- **SET EXERCISE**
Each line containing the word "image" must be collected.

- **EXERCISE INPUT**

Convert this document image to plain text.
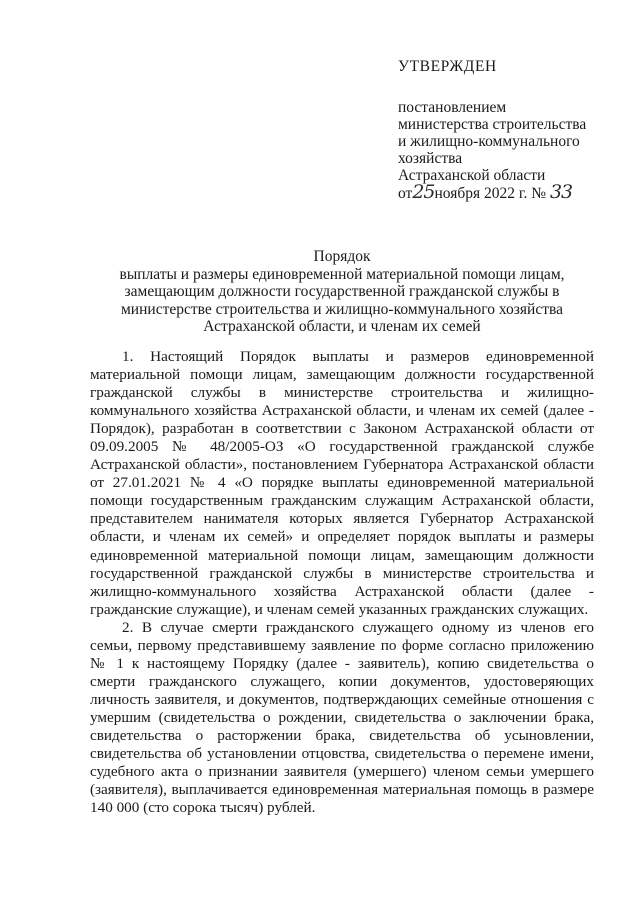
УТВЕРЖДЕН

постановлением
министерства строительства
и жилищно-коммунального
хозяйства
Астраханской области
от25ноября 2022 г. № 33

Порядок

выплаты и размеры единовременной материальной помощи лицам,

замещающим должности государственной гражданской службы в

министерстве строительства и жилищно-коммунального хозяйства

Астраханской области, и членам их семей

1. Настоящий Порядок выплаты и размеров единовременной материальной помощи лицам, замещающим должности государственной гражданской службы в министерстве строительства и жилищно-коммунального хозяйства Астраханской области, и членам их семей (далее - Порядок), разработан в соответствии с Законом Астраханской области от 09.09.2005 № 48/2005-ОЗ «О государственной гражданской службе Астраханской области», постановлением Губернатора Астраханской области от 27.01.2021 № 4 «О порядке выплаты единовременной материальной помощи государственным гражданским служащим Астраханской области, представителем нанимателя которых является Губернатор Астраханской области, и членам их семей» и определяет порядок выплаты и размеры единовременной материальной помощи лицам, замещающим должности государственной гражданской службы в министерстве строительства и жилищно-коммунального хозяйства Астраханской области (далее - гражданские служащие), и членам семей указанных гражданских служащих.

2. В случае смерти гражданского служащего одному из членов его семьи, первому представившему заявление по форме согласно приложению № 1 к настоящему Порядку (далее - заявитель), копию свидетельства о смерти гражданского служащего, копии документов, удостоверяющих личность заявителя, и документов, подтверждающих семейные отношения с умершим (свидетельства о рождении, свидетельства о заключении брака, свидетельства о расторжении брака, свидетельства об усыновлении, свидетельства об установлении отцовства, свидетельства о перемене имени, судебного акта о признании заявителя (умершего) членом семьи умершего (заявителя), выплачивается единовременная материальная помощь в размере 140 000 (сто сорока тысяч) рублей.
==
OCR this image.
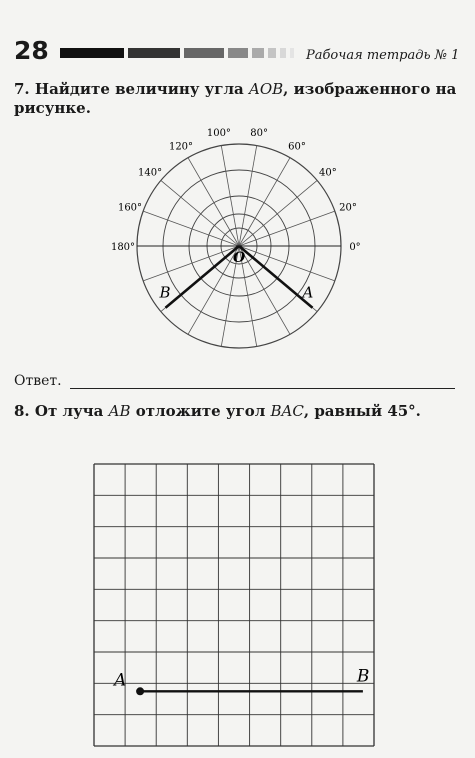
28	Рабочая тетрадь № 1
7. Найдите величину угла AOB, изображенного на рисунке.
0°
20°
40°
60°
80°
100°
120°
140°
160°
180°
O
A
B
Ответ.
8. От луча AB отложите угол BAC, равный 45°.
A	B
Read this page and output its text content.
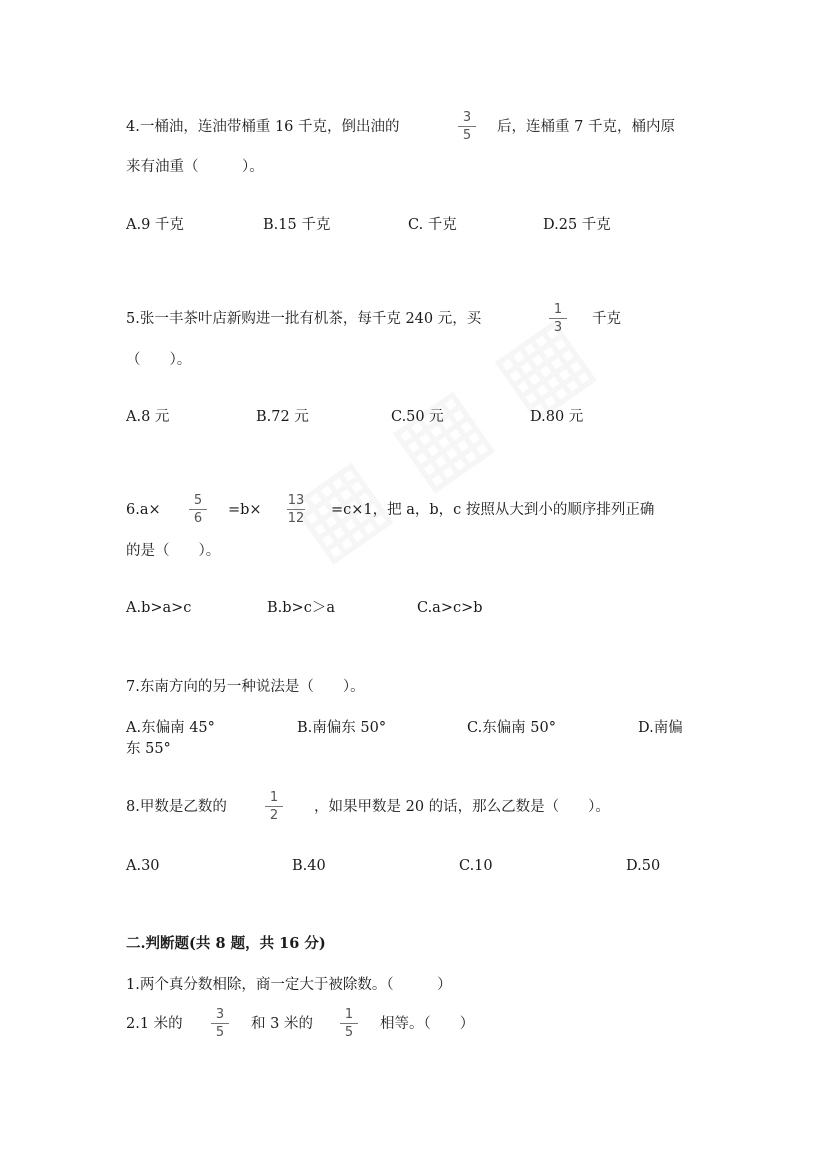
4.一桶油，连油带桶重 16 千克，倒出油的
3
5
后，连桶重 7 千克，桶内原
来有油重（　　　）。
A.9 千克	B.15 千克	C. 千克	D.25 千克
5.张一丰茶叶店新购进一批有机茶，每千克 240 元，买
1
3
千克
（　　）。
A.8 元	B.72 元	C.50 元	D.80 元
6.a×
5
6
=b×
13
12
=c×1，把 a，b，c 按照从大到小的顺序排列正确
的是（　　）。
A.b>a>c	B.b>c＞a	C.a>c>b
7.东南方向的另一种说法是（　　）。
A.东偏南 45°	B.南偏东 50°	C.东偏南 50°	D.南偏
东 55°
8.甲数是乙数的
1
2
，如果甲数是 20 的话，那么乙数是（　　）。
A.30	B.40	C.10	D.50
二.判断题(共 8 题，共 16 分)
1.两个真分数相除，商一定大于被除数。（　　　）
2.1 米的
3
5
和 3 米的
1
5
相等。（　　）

- **FULL SOLUTION**
Convert this document image to plain text.
OCR this image.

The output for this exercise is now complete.